Exercise task: From the entries below, copy every line where the string "pouco" appears.

Recorded data:
########

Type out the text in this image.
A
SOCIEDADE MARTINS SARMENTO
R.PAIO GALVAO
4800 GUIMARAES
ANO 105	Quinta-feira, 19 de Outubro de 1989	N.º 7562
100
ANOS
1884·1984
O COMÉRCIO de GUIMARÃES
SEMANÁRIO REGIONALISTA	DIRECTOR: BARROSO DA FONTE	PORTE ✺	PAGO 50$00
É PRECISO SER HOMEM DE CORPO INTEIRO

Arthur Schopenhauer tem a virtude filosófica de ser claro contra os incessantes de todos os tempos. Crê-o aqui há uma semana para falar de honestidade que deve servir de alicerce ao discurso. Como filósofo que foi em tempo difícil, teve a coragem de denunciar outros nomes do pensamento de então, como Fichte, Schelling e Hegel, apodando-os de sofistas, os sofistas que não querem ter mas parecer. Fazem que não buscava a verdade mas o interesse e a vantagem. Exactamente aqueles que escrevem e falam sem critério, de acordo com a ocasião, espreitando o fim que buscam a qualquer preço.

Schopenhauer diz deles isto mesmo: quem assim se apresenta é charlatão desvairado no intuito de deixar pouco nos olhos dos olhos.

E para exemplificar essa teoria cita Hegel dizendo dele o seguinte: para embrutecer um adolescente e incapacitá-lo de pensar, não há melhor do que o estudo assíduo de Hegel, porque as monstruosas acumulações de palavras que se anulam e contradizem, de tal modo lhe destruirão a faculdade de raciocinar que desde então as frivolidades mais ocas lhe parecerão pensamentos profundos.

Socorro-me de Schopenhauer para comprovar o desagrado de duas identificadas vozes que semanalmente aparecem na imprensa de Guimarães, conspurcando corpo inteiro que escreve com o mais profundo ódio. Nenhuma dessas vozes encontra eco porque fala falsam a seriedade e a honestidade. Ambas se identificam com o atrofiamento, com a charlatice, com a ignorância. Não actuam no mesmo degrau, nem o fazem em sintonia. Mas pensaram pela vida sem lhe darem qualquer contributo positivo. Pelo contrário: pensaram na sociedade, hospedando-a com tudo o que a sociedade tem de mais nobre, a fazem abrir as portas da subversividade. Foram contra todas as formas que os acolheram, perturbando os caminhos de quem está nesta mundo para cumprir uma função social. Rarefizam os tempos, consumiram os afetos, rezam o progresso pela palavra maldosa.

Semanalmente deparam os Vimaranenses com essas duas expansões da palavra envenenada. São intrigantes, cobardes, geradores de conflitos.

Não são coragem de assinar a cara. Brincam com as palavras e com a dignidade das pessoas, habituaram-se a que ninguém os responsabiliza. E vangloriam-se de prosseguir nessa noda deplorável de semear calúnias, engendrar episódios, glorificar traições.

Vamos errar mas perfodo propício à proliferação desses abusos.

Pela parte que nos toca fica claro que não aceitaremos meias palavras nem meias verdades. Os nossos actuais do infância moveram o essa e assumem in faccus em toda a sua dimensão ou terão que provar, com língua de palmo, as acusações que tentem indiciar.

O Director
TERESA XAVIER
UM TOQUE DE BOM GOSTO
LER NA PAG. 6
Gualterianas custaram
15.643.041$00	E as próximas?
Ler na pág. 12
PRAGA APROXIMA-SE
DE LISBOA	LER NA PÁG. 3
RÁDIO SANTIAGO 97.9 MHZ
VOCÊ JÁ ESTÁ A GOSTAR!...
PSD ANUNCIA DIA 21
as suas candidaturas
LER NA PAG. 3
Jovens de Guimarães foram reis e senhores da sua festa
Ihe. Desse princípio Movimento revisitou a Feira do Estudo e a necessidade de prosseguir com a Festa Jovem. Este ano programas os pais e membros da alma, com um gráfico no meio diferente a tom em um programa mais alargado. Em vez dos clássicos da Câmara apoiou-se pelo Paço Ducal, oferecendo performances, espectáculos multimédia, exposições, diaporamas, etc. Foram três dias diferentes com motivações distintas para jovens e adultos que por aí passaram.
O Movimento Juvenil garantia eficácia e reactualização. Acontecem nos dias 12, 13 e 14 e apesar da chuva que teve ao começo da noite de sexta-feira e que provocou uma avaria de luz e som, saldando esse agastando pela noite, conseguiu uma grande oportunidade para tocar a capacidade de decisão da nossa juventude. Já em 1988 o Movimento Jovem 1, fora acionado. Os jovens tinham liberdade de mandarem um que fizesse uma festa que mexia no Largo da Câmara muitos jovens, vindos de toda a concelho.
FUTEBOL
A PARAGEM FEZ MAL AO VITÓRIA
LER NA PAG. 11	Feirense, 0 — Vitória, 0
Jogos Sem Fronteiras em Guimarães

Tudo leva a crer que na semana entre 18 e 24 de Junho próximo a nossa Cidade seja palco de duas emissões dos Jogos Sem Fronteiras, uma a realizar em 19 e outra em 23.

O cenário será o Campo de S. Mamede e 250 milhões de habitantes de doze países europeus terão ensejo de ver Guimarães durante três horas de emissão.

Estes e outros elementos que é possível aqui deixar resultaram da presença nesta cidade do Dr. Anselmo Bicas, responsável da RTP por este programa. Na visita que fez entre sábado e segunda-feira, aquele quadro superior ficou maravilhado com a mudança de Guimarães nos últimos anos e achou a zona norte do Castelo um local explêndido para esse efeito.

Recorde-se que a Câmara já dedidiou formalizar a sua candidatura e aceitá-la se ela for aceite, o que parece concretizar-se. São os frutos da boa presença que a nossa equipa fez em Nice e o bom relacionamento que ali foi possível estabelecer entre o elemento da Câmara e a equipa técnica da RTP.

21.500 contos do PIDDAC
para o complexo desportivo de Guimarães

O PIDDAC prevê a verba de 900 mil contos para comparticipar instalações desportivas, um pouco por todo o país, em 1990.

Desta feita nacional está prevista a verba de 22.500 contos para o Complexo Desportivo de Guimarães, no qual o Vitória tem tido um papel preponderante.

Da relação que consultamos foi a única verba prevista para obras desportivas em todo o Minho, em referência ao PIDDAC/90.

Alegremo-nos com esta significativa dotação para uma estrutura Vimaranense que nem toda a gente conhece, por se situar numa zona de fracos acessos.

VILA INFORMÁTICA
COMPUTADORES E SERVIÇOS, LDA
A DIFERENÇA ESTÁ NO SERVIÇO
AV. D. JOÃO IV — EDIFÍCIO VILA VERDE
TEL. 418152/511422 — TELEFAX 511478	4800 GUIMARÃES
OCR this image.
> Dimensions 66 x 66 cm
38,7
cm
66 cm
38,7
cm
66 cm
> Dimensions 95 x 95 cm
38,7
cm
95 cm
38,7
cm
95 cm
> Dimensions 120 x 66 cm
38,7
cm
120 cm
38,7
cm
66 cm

########

Finished task:
Schopenhauer diz deles isto mesmo: quem assim se apresenta é charlatão desvairado no intuito de deixar pouco nos olhos dos olhos.
O PIDDAC prevê a verba de 900 mil contos para comparticipar instalações desportivas, um pouco por todo o país, em 1990.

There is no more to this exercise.